### Entries shown
┌────────
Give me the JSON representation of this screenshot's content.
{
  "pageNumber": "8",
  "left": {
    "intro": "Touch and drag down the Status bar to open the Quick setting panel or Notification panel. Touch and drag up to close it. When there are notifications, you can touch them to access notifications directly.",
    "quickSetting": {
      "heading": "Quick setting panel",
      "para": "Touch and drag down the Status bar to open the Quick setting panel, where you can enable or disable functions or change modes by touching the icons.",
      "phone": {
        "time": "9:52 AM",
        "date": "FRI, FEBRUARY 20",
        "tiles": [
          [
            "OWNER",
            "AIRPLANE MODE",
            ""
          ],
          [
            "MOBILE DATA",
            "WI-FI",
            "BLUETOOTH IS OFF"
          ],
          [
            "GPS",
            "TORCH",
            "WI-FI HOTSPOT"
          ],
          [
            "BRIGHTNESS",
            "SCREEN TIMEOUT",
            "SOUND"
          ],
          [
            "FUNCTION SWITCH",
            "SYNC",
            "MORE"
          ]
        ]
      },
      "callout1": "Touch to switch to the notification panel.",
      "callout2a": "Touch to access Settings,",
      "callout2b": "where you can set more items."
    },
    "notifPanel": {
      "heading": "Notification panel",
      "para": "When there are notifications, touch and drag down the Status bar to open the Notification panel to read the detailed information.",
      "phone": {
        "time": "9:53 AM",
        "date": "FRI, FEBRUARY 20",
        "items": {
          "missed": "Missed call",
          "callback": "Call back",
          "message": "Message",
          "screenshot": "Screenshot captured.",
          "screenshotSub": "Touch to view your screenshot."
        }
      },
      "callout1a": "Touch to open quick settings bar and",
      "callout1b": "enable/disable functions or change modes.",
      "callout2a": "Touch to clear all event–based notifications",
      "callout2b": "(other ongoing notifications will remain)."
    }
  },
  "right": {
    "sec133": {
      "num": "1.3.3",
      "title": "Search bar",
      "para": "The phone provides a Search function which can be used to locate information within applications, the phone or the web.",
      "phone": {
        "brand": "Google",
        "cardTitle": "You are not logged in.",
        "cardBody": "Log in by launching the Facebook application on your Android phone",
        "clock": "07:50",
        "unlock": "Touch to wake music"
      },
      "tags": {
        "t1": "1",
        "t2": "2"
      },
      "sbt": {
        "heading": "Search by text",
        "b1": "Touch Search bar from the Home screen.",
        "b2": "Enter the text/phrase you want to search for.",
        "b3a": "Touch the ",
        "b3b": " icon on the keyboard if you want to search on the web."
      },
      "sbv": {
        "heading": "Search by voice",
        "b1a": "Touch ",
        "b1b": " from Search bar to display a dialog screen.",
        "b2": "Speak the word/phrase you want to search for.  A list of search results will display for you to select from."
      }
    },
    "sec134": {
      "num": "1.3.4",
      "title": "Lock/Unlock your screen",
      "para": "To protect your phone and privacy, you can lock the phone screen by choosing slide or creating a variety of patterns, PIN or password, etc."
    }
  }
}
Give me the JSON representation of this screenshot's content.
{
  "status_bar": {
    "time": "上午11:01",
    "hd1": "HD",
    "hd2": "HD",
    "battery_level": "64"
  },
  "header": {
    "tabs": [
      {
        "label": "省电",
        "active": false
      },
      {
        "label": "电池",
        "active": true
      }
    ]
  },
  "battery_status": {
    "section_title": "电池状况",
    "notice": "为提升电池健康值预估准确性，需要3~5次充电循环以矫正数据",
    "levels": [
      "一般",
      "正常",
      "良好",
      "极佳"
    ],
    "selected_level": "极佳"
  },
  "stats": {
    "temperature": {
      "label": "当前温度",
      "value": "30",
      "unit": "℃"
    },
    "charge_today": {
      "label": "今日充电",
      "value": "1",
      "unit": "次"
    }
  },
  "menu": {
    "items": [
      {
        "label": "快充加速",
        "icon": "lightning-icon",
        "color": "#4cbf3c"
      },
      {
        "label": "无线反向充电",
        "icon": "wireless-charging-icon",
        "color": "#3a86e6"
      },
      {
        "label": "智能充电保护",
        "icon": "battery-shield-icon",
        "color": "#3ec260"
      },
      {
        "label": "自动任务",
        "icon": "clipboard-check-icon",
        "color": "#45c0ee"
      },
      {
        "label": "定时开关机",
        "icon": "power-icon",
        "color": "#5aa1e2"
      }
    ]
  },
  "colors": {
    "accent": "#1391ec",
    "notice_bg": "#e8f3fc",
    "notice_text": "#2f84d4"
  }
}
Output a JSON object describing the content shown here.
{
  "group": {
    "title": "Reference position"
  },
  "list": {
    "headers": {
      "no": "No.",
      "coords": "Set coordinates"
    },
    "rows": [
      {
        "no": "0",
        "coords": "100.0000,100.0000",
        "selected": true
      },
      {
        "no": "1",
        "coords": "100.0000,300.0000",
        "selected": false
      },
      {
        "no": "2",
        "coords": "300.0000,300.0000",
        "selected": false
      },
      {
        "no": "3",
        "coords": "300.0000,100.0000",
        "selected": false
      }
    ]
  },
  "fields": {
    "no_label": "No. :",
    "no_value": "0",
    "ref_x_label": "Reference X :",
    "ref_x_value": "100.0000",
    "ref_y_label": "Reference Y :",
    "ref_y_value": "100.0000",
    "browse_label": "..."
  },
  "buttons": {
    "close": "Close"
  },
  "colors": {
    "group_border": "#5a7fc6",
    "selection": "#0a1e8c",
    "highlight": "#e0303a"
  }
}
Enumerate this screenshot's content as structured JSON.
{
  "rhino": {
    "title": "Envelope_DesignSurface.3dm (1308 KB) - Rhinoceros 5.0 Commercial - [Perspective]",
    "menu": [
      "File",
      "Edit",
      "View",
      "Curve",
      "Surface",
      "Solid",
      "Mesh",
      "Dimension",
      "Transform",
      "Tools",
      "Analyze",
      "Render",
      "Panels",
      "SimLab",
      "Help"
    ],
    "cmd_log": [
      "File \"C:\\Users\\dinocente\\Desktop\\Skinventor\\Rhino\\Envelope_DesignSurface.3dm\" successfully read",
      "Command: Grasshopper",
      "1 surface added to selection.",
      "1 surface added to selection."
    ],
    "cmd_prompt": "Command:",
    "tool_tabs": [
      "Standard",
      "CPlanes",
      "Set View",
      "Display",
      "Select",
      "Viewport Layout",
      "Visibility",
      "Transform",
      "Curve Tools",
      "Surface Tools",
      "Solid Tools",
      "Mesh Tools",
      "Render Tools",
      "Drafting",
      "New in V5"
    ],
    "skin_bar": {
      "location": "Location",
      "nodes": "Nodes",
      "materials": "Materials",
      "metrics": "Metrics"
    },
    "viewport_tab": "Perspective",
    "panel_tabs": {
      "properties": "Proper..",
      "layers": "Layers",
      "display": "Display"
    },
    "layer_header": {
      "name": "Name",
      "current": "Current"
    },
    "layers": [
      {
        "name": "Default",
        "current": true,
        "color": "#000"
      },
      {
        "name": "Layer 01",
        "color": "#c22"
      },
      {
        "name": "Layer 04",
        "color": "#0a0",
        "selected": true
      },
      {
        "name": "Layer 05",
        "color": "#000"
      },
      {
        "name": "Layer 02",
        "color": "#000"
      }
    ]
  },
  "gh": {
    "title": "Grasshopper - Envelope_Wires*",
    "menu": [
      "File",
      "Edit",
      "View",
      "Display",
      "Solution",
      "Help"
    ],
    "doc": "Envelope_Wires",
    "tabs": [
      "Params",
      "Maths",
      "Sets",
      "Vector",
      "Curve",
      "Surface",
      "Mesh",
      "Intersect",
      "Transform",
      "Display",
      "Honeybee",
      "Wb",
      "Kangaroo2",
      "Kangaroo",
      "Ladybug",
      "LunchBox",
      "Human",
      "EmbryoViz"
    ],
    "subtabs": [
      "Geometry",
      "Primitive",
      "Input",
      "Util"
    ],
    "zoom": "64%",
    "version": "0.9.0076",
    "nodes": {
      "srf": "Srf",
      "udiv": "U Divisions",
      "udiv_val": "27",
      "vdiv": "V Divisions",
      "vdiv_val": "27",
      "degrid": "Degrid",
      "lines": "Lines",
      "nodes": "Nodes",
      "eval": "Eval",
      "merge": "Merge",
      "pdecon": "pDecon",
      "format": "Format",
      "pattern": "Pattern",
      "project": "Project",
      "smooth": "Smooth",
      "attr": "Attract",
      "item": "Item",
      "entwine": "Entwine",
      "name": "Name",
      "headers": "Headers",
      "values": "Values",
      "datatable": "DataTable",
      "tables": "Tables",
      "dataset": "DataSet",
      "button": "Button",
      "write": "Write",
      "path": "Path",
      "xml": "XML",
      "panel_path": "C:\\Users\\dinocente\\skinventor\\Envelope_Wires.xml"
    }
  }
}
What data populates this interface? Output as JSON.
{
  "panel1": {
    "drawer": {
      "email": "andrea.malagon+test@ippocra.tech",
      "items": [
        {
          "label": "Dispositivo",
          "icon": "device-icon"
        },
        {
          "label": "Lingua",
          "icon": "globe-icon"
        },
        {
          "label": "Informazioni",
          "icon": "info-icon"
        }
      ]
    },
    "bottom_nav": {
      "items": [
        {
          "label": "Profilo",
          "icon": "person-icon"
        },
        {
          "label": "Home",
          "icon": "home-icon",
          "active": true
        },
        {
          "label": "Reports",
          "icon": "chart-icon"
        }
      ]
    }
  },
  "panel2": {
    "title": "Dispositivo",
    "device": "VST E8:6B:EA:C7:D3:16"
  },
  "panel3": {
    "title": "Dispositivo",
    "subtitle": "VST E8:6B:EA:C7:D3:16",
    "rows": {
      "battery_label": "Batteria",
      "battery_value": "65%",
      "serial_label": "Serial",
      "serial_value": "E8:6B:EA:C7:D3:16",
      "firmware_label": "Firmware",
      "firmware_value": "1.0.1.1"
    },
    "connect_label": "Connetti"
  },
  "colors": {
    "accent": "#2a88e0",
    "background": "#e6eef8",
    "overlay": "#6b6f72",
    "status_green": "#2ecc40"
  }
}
└────────
### What to produce
From the listing above, collect every line that mentions the word "change".

### Output
      "para": "Touch and drag down the Status bar to open the Quick setting panel, where you can enable or disable functions or change modes by touching the icons.",
      "callout1b": "enable/disable functions or change modes.",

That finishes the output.